Figure data in JSON:
***

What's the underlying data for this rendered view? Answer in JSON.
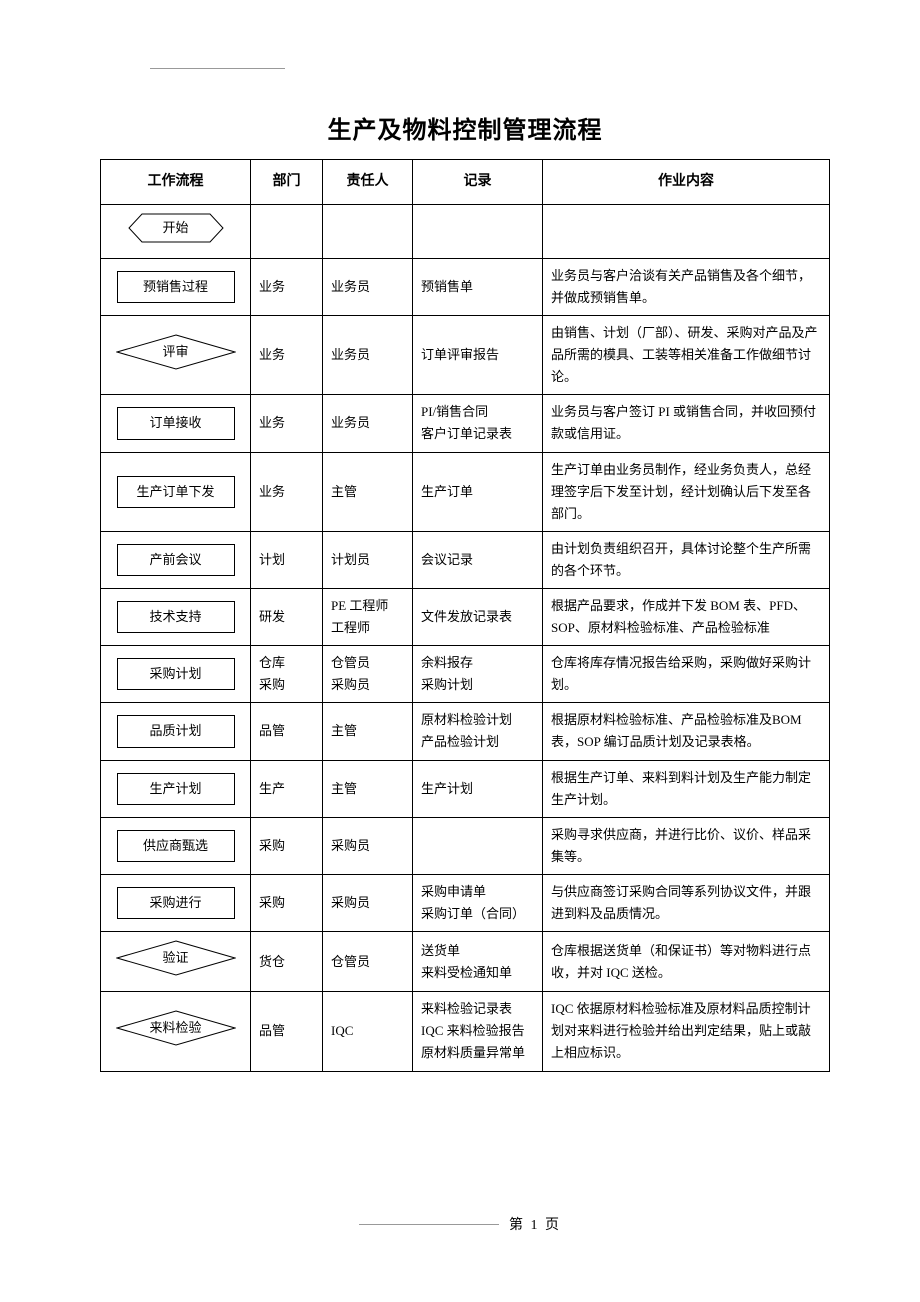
{
  "title": "生产及物料控制管理流程",
  "headers": {
    "flow": "工作流程",
    "dept": "部门",
    "resp": "责任人",
    "record": "记录",
    "desc": "作业内容"
  },
  "rows": [
    {
      "shape": "hex",
      "label": "开始",
      "dept": "",
      "resp": "",
      "record": "",
      "desc": ""
    },
    {
      "shape": "rect",
      "label": "预销售过程",
      "dept": "业务",
      "resp": "业务员",
      "record": "预销售单",
      "desc": "业务员与客户洽谈有关产品销售及各个细节，并做成预销售单。"
    },
    {
      "shape": "diamond",
      "label": "评审",
      "dept": "业务",
      "resp": "业务员",
      "record": "订单评审报告",
      "desc": "由销售、计划（厂部）、研发、采购对产品及产品所需的模具、工装等相关准备工作做细节讨论。"
    },
    {
      "shape": "rect",
      "label": "订单接收",
      "dept": "业务",
      "resp": "业务员",
      "record": "PI/销售合同\n客户订单记录表",
      "desc": "业务员与客户签订 PI 或销售合同，并收回预付款或信用证。"
    },
    {
      "shape": "rect",
      "label": "生产订单下发",
      "dept": "业务",
      "resp": "主管",
      "record": "生产订单",
      "desc": "生产订单由业务员制作，经业务负责人，总经理签字后下发至计划，经计划确认后下发至各部门。"
    },
    {
      "shape": "rect",
      "label": "产前会议",
      "dept": "计划",
      "resp": "计划员",
      "record": "会议记录",
      "desc": "由计划负责组织召开，具体讨论整个生产所需的各个环节。"
    },
    {
      "shape": "rect",
      "label": "技术支持",
      "dept": "研发",
      "resp": "PE 工程师\n工程师",
      "record": "文件发放记录表",
      "desc": "根据产品要求，作成并下发 BOM 表、PFD、SOP、原材料检验标准、产品检验标准"
    },
    {
      "shape": "rect",
      "label": "采购计划",
      "dept": "仓库\n采购",
      "resp": "仓管员\n采购员",
      "record": "余料报存\n采购计划",
      "desc": "仓库将库存情况报告给采购，采购做好采购计划。"
    },
    {
      "shape": "rect",
      "label": "品质计划",
      "dept": "品管",
      "resp": "主管",
      "record": "原材料检验计划\n产品检验计划",
      "desc": "根据原材料检验标准、产品检验标准及BOM 表，SOP 编订品质计划及记录表格。"
    },
    {
      "shape": "rect",
      "label": "生产计划",
      "dept": "生产",
      "resp": "主管",
      "record": "生产计划",
      "desc": "根据生产订单、来料到料计划及生产能力制定生产计划。"
    },
    {
      "shape": "rect",
      "label": "供应商甄选",
      "dept": "采购",
      "resp": "采购员",
      "record": "",
      "desc": "采购寻求供应商，并进行比价、议价、样品采集等。"
    },
    {
      "shape": "rect",
      "label": "采购进行",
      "dept": "采购",
      "resp": "采购员",
      "record": "采购申请单\n采购订单（合同）",
      "desc": "与供应商签订采购合同等系列协议文件，并跟进到料及品质情况。"
    },
    {
      "shape": "diamond",
      "label": "验证",
      "dept": "货仓",
      "resp": "仓管员",
      "record": "送货单\n来料受检通知单",
      "desc": "仓库根据送货单（和保证书）等对物料进行点收，并对 IQC 送检。"
    },
    {
      "shape": "diamond",
      "label": "来料检验",
      "dept": "品管",
      "resp": "IQC",
      "record": "来料检验记录表\nIQC 来料检验报告\n原材料质量异常单",
      "desc": "IQC 依据原材料检验标准及原材料品质控制计划对来料进行检验并给出判定结果，贴上或敲上相应标识。"
    }
  ],
  "footer": {
    "page_label": "第 1 页"
  },
  "colors": {
    "text": "#000000",
    "border": "#000000",
    "rule": "#999999",
    "background": "#ffffff"
  }
}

***

Without the pictures, reproduce every line of the records above exactly.

* [Output of the exercise]
What's the underlying data for this rendered view? Answer in JSON.
{
  "title": "生产及物料控制管理流程",
  "headers": {
    "flow": "工作流程",
    "dept": "部门",
    "resp": "责任人",
    "record": "记录",
    "desc": "作业内容"
  },
  "rows": [
    {
      "shape": "hex",
      "label": "开始",
      "dept": "",
      "resp": "",
      "record": "",
      "desc": ""
    },
    {
      "shape": "rect",
      "label": "预销售过程",
      "dept": "业务",
      "resp": "业务员",
      "record": "预销售单",
      "desc": "业务员与客户洽谈有关产品销售及各个细节，并做成预销售单。"
    },
    {
      "shape": "diamond",
      "label": "评审",
      "dept": "业务",
      "resp": "业务员",
      "record": "订单评审报告",
      "desc": "由销售、计划（厂部）、研发、采购对产品及产品所需的模具、工装等相关准备工作做细节讨论。"
    },
    {
      "shape": "rect",
      "label": "订单接收",
      "dept": "业务",
      "resp": "业务员",
      "record": "PI/销售合同\n客户订单记录表",
      "desc": "业务员与客户签订 PI 或销售合同，并收回预付款或信用证。"
    },
    {
      "shape": "rect",
      "label": "生产订单下发",
      "dept": "业务",
      "resp": "主管",
      "record": "生产订单",
      "desc": "生产订单由业务员制作，经业务负责人，总经理签字后下发至计划，经计划确认后下发至各部门。"
    },
    {
      "shape": "rect",
      "label": "产前会议",
      "dept": "计划",
      "resp": "计划员",
      "record": "会议记录",
      "desc": "由计划负责组织召开，具体讨论整个生产所需的各个环节。"
    },
    {
      "shape": "rect",
      "label": "技术支持",
      "dept": "研发",
      "resp": "PE 工程师\n工程师",
      "record": "文件发放记录表",
      "desc": "根据产品要求，作成并下发 BOM 表、PFD、SOP、原材料检验标准、产品检验标准"
    },
    {
      "shape": "rect",
      "label": "采购计划",
      "dept": "仓库\n采购",
      "resp": "仓管员\n采购员",
      "record": "余料报存\n采购计划",
      "desc": "仓库将库存情况报告给采购，采购做好采购计划。"
    },
    {
      "shape": "rect",
      "label": "品质计划",
      "dept": "品管",
      "resp": "主管",
      "record": "原材料检验计划\n产品检验计划",
      "desc": "根据原材料检验标准、产品检验标准及BOM 表，SOP 编订品质计划及记录表格。"
    },
    {
      "shape": "rect",
      "label": "生产计划",
      "dept": "生产",
      "resp": "主管",
      "record": "生产计划",
      "desc": "根据生产订单、来料到料计划及生产能力制定生产计划。"
    },
    {
      "shape": "rect",
      "label": "供应商甄选",
      "dept": "采购",
      "resp": "采购员",
      "record": "",
      "desc": "采购寻求供应商，并进行比价、议价、样品采集等。"
    },
    {
      "shape": "rect",
      "label": "采购进行",
      "dept": "采购",
      "resp": "采购员",
      "record": "采购申请单\n采购订单（合同）",
      "desc": "与供应商签订采购合同等系列协议文件，并跟进到料及品质情况。"
    },
    {
      "shape": "diamond",
      "label": "验证",
      "dept": "货仓",
      "resp": "仓管员",
      "record": "送货单\n来料受检通知单",
      "desc": "仓库根据送货单（和保证书）等对物料进行点收，并对 IQC 送检。"
    },
    {
      "shape": "diamond",
      "label": "来料检验",
      "dept": "品管",
      "resp": "IQC",
      "record": "来料检验记录表\nIQC 来料检验报告\n原材料质量异常单",
      "desc": "IQC 依据原材料检验标准及原材料品质控制计划对来料进行检验并给出判定结果，贴上或敲上相应标识。"
    }
  ],
  "footer": {
    "page_label": "第 1 页"
  },
  "colors": {
    "text": "#000000",
    "border": "#000000",
    "rule": "#999999",
    "background": "#ffffff"
  }
}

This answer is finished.